-- begin TEXT --

# Sub on a 2 channel amp



## Guest (Feb 17, 2007)

I have a Musical Fidelity A3.5 Int Amp which has L&R PreOuts on it. I know they are intended to drive another amp, but couldn't I run line level into a subwoofer? I know it's not the same as on an A/V receiver that has a dedicated SW preout and that the line level signal will be the full sound spectrum instead of a SW preout that has internal crossover settings in the receiver.....but if the sub has crossover settings, wouldn't this "bleed off" everything I didn't want....say above 80-100hz?

Thanks for any input.

Mark


----------



## Otto (May 18, 2006)

Hi Mark,

That will work fine, and that's exactly how most of us ran sub/sat systems before there were 5.1/7.1 receivers. You won't have remote control of the level feeding your sub, but that's OK. If you find you have too much bass (or too little) on some program material, you might have to get up and adjust your sub's output level knob. A minor hassle.

Also, there's a remote control thing that Wayne A. Pflughaupt uses. That would come in handy if you did indeed want control over the level feeding the sub. Sorry I can't think of the name of it right now... EDIT: it's called the Chase Technologies RLC-1 remote line controller (check Google/eBay if you're interested).


So, yeah, use your sub's crossover to filter out the highs that your mains are handling and go for it.


----------



## Guest (Feb 17, 2007)

Thanks Otto, 

I actually brought home a Sunfire 10" sub from where I work last night to test it out. It does work and it does sound good.

The question I have for all of you 2 channel guys with a sub is....where do you place your sub? I connected the sub with 2 line levels from the preout on the amp to the line level in on the sub. The cables were only long enough to place the sub to the immediate left of the audio rack. I could tell the sound was a little off, meaning my towers have such good imaging, but I could tell that the low frequencies were slightly off the center axis.

Should I use 2 subs or place the sub on a side wall firing across the room? Also, I am planning on building a custom cabinet with 3 vertical sections. I could leave the bottom center section open to the floor and put the sub in the direct center of the 2 towers (front firing of course). What do you think about that idea?

What do you do?

Thanks, Mark


----------



## Otto (May 18, 2006)

Hi Mark,

What's your crossover point? If it's low enough you shouldn't be able to place the sub's location that easily. 80 Hz is a well-accepted upper limit for this, but I like to go lower. I have my mains crossed at 40 Hz using an IB sub, and I can't tell where the bass is coming from (the IB is outside the right main).

Placement is something that you can play around with, and there are no hard and fast rules. A lot of people place the sub in the corner to take advantage of some room gain. Some stereo-only guys actually run two subs in stereo. I would consider that if I had a dedicated stereo-only room that used subs. The center position you described would also help your imaging.

-- end TEXT --
-- begin GIVEN ENTRIES --

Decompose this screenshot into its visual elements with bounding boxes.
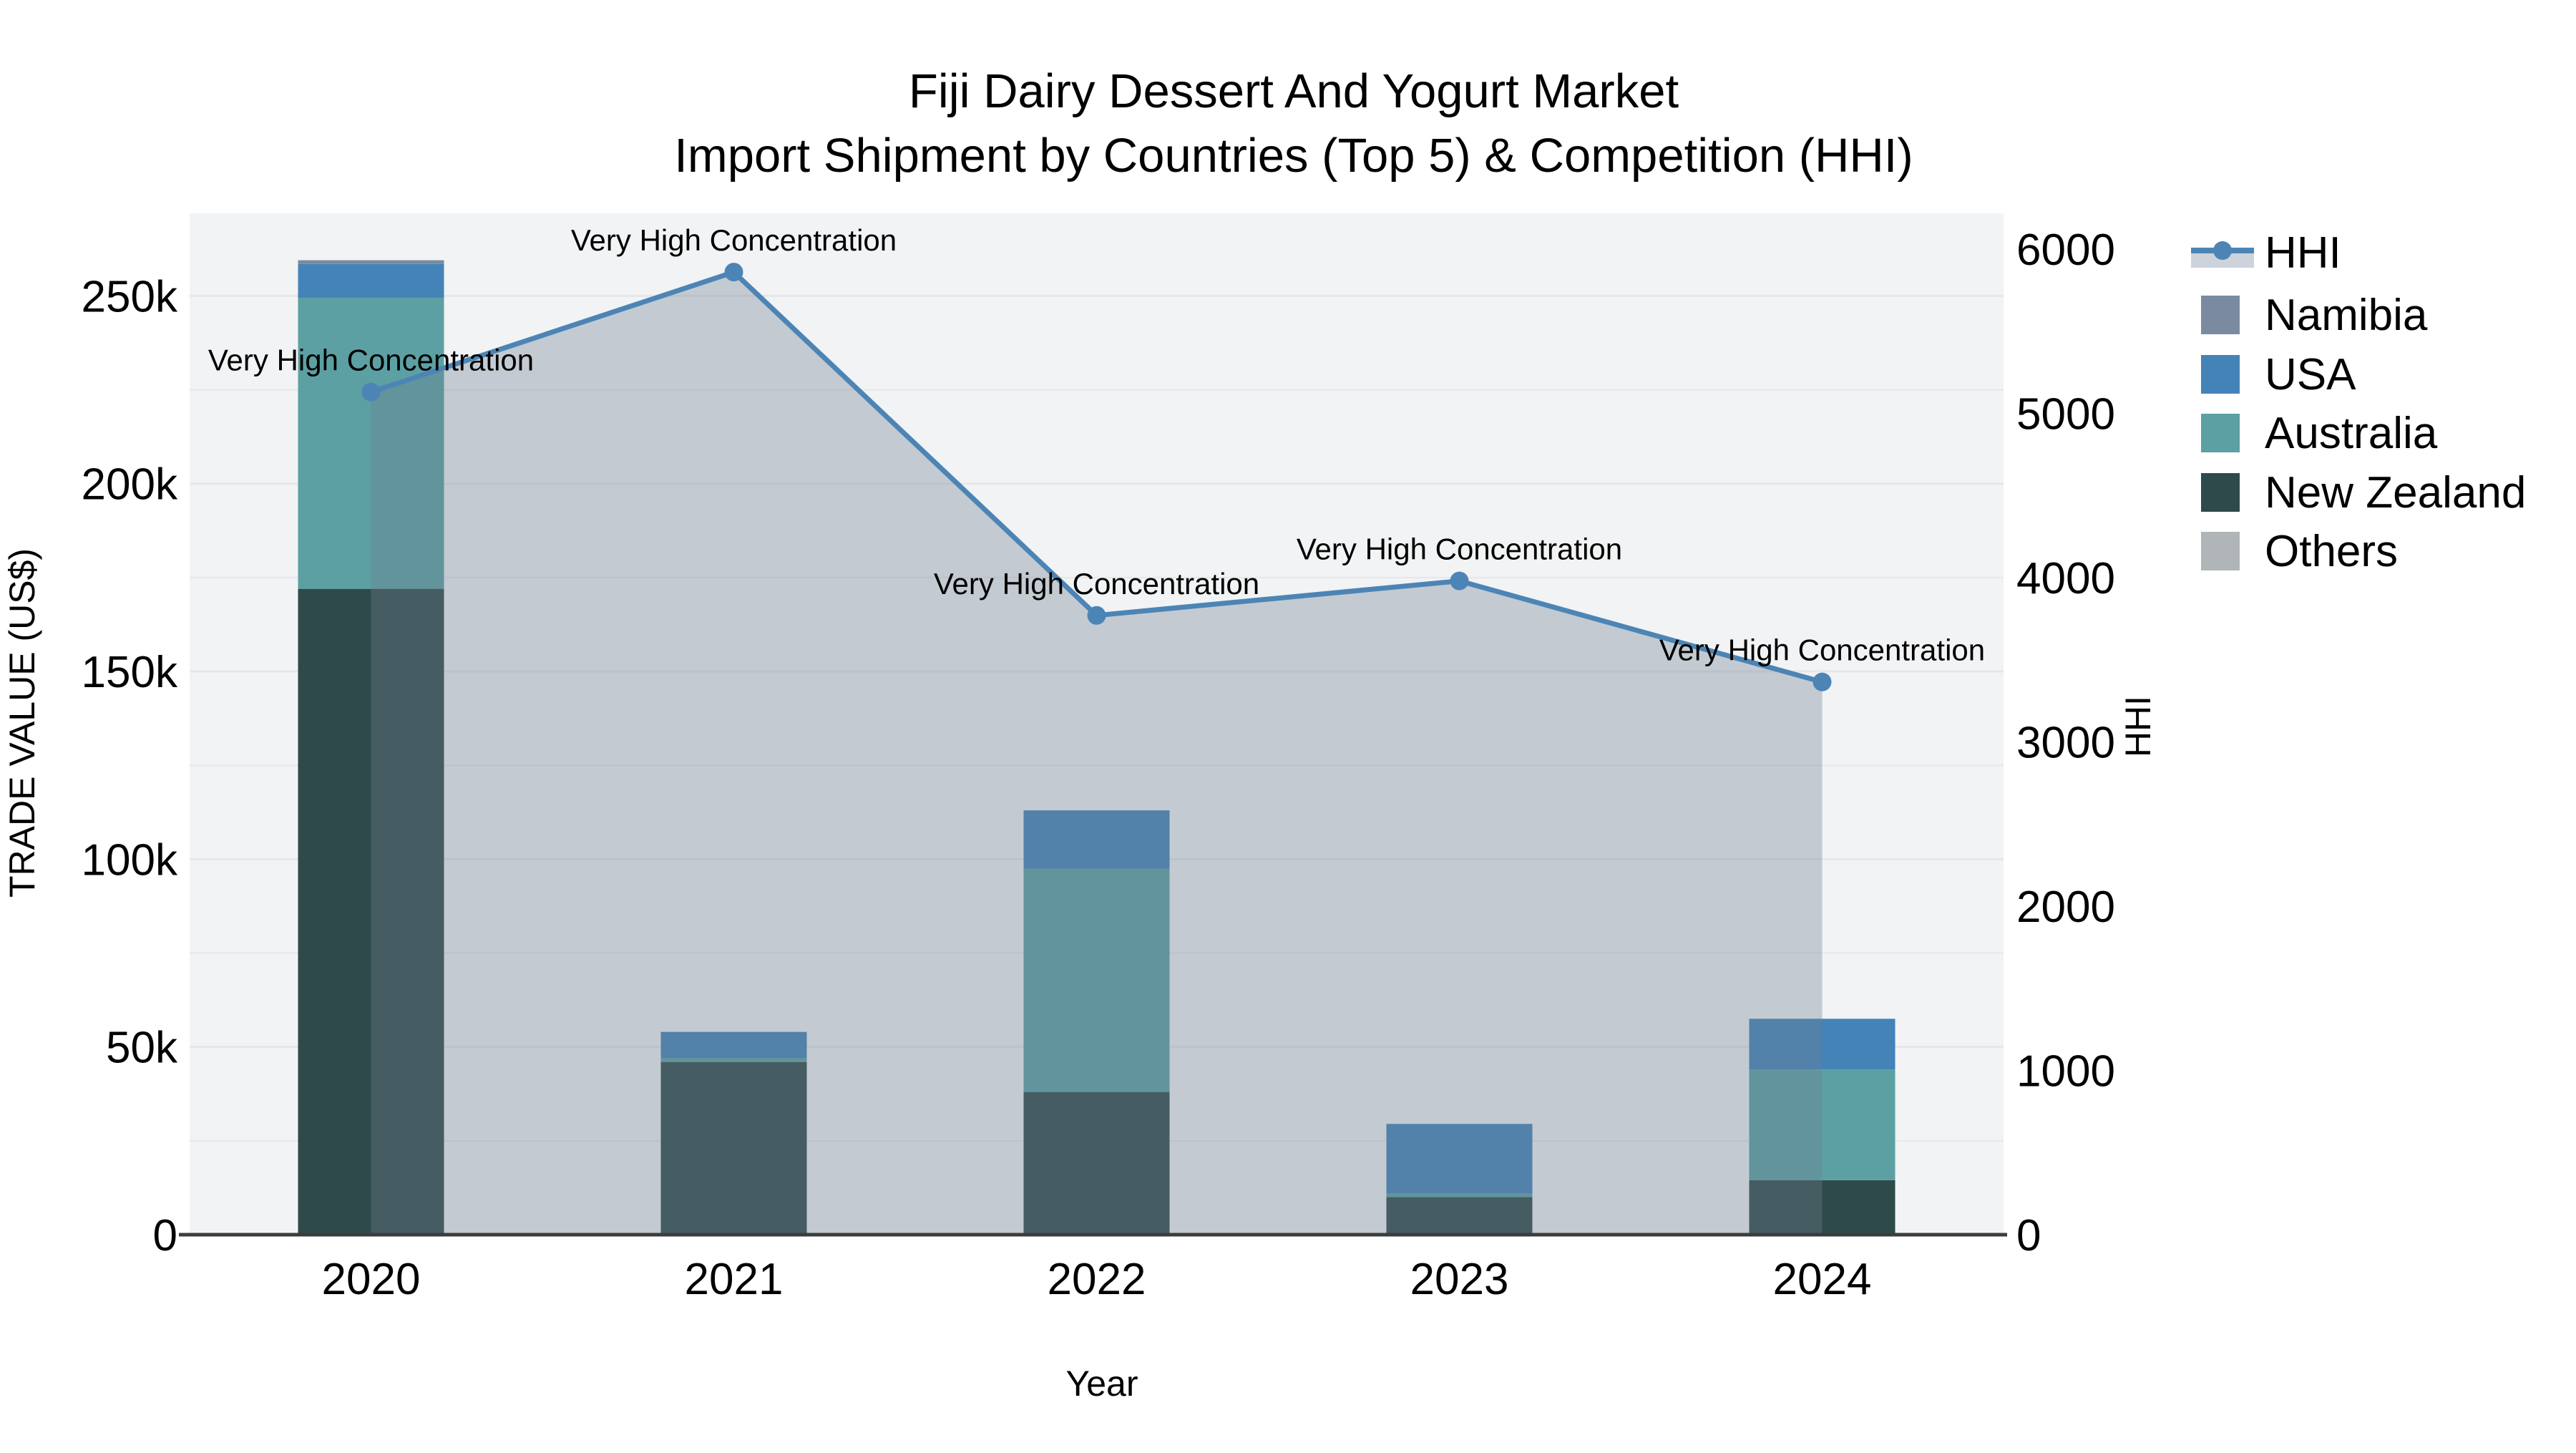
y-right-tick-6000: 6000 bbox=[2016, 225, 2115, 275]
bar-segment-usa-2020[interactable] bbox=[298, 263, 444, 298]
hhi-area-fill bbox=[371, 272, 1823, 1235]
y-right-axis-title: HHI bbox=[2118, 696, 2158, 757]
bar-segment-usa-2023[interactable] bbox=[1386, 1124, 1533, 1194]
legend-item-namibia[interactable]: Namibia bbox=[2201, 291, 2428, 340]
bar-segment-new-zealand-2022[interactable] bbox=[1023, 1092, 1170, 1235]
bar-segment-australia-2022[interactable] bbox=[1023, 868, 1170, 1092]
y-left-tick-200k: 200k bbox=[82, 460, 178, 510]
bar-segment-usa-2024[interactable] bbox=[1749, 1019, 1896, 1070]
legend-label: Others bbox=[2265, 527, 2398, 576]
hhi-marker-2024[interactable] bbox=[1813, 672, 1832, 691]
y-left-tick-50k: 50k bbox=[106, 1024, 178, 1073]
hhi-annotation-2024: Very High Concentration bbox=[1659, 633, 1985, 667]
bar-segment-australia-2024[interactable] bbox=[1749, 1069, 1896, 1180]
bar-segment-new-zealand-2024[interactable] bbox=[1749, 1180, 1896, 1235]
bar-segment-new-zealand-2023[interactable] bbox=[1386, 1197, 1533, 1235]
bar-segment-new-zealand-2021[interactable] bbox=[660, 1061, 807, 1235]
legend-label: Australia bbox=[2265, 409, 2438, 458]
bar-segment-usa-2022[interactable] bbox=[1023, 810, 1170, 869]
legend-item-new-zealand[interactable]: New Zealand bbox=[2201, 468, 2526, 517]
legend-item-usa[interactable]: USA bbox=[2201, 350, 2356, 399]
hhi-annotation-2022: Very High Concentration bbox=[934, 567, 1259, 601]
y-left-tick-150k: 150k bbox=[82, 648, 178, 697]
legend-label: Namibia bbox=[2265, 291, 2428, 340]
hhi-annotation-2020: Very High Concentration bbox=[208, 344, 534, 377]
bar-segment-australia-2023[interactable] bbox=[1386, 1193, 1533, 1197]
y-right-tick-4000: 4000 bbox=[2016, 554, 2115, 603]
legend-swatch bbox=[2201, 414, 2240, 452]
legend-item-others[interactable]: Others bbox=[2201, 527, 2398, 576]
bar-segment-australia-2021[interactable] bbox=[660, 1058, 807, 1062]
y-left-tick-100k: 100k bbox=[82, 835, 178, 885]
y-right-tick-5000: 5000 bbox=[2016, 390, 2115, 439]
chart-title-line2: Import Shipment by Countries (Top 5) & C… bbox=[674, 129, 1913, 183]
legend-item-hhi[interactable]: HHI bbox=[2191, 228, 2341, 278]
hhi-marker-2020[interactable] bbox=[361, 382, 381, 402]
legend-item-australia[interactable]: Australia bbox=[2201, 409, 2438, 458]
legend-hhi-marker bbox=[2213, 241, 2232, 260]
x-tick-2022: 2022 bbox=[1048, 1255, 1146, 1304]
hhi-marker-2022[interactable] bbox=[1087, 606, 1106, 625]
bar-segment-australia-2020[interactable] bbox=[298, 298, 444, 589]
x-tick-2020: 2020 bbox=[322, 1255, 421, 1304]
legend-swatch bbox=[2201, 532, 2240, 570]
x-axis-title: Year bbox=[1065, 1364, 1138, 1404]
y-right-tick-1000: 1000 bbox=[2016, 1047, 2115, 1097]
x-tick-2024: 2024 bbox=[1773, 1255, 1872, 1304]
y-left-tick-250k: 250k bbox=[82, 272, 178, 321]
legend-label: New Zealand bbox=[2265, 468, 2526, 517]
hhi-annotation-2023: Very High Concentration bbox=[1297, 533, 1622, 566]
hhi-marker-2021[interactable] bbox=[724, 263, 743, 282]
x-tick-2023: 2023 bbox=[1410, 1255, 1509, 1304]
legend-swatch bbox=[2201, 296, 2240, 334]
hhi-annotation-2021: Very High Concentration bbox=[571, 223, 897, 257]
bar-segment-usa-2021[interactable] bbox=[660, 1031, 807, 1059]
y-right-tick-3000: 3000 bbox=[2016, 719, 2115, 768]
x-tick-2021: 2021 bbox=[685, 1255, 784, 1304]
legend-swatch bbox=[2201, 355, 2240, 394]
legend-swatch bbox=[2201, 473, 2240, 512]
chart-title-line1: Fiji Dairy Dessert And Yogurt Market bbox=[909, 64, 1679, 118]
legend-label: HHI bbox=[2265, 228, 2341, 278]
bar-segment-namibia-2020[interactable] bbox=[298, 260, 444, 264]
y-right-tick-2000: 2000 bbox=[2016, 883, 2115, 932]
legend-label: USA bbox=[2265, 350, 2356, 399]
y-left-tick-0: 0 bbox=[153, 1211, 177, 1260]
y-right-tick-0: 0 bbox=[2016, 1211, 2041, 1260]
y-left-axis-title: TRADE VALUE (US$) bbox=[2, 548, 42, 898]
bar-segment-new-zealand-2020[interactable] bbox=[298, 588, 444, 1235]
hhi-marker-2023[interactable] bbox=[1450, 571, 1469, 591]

-- end GIVEN ENTRIES --
-- begin GIVEN ENTRIES --

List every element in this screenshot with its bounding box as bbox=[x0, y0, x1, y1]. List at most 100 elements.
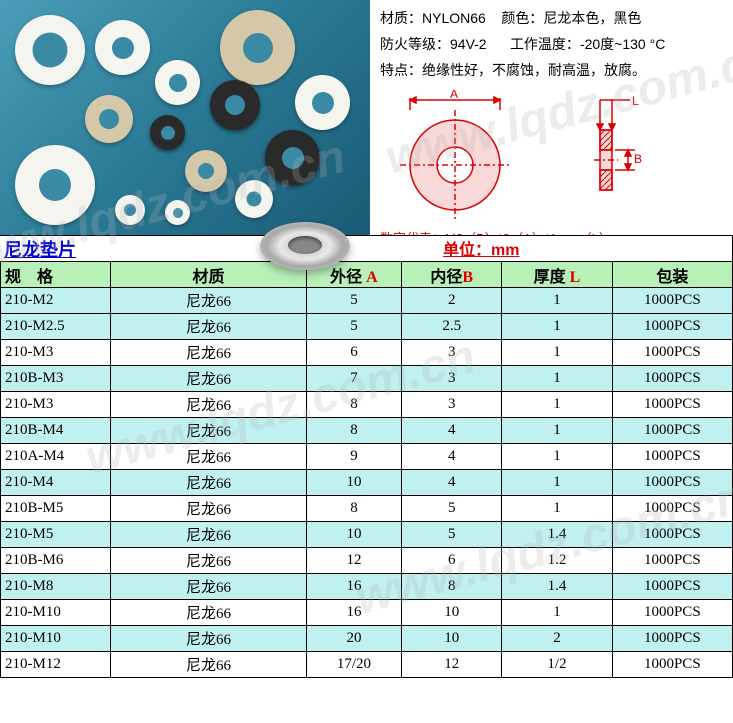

-- end GIVEN ENTRIES --

EXERCISE DESCRIPTION. Transcribe the part of the forum thread starting at "I have a Musical" and ending at "for any input.". The entries play no part in what follows.

ANSWER TO THIS EXERCISE.
I have a Musical Fidelity A3.5 Int Amp which has L&R PreOuts on it. I know they are intended to drive another amp, but couldn't I run line level into a subwoofer? I know it's not the same as on an A/V receiver that has a dedicated SW preout and that the line level signal will be the full sound spectrum instead of a SW preout that has internal crossover settings in the receiver.....but if the sub has crossover settings, wouldn't this "bleed off" everything I didn't want....say above 80-100hz?

Thanks for any input.